WHAT THE TASK REQUIRES. Output a single figure: the number of lines in which the word "name" appears.

RECORDS PROVIDED.
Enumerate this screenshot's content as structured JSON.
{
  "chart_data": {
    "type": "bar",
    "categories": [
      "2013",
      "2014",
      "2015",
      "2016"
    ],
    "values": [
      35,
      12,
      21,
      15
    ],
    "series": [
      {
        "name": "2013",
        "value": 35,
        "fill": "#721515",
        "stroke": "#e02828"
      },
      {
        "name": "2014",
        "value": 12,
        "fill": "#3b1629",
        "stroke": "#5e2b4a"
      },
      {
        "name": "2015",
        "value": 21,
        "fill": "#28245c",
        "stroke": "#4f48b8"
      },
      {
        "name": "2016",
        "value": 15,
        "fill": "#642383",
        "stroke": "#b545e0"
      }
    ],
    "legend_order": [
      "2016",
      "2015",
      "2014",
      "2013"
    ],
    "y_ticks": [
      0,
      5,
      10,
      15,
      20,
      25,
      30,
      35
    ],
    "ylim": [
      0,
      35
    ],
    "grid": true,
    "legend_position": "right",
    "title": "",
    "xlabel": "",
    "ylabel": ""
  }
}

RESULT FOR THIS EXERCISE. 4